STATED TASK:
Copy out each line of the data that holds the word "wurde".

DATA PROVIDED:
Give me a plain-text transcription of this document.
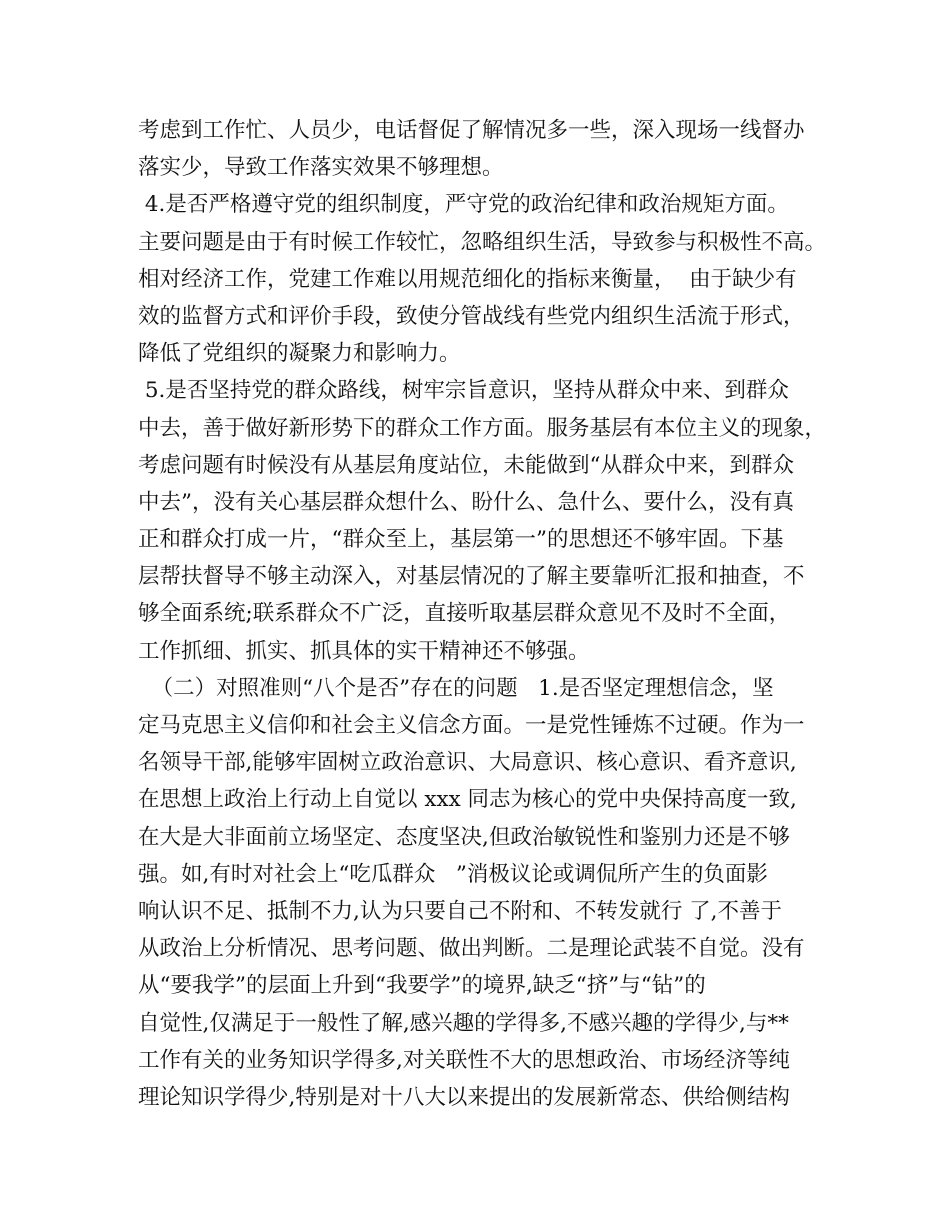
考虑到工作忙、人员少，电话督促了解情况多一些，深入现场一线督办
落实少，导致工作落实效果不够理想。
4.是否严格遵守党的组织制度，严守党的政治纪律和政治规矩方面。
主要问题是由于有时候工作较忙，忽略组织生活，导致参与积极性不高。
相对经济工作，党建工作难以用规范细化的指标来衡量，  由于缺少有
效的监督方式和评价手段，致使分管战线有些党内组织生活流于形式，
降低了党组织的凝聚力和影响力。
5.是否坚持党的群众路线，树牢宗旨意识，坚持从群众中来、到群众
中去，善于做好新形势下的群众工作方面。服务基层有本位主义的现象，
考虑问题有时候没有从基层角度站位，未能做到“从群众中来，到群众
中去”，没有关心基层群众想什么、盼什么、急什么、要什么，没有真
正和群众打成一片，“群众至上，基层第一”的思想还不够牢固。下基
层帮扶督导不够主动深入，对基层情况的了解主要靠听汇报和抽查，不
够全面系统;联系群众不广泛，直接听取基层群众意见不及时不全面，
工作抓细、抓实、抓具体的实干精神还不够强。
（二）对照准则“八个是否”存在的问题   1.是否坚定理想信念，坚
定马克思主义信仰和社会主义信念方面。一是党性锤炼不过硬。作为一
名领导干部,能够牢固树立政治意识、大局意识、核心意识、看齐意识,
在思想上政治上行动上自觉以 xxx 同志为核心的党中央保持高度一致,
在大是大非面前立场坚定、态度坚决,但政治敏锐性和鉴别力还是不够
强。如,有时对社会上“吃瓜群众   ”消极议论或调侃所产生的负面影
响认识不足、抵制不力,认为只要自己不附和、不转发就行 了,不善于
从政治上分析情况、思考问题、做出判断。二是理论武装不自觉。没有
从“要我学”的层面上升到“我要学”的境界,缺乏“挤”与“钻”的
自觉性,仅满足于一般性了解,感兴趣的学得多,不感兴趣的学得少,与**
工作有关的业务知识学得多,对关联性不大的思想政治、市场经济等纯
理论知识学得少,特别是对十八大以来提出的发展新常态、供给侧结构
==
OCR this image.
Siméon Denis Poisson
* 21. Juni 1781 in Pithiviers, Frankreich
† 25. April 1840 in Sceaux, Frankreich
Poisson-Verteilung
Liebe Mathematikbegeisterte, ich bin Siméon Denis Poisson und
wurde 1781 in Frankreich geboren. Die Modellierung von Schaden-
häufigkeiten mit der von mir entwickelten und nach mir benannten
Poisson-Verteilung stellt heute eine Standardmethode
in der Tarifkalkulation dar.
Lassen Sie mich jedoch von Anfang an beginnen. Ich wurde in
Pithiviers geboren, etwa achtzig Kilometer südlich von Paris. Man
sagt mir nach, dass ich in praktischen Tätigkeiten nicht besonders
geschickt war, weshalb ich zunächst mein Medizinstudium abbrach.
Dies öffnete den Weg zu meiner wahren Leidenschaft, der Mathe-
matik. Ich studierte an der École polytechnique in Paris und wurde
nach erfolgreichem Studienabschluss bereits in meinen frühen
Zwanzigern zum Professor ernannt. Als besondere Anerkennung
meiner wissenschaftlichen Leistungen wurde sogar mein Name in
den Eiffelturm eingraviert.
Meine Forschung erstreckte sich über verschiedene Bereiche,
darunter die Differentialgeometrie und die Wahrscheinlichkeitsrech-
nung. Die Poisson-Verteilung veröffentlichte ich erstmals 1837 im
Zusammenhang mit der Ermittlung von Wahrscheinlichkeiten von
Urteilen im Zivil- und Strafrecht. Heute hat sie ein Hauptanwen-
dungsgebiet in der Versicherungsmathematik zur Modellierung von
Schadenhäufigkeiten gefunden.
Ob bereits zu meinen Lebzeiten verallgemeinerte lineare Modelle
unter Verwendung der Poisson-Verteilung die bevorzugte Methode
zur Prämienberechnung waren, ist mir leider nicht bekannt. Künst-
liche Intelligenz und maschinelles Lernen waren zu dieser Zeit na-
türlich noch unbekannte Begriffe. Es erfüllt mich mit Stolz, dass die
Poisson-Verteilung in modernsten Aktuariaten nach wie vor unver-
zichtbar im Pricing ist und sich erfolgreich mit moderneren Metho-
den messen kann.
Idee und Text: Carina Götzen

EXERCISE RESPONSE:
wurde 1781 in Frankreich geboren. Die Modellierung von Schaden-
Lassen Sie mich jedoch von Anfang an beginnen. Ich wurde in
matik. Ich studierte an der École polytechnique in Paris und wurde
meiner wissenschaftlichen Leistungen wurde sogar mein Name in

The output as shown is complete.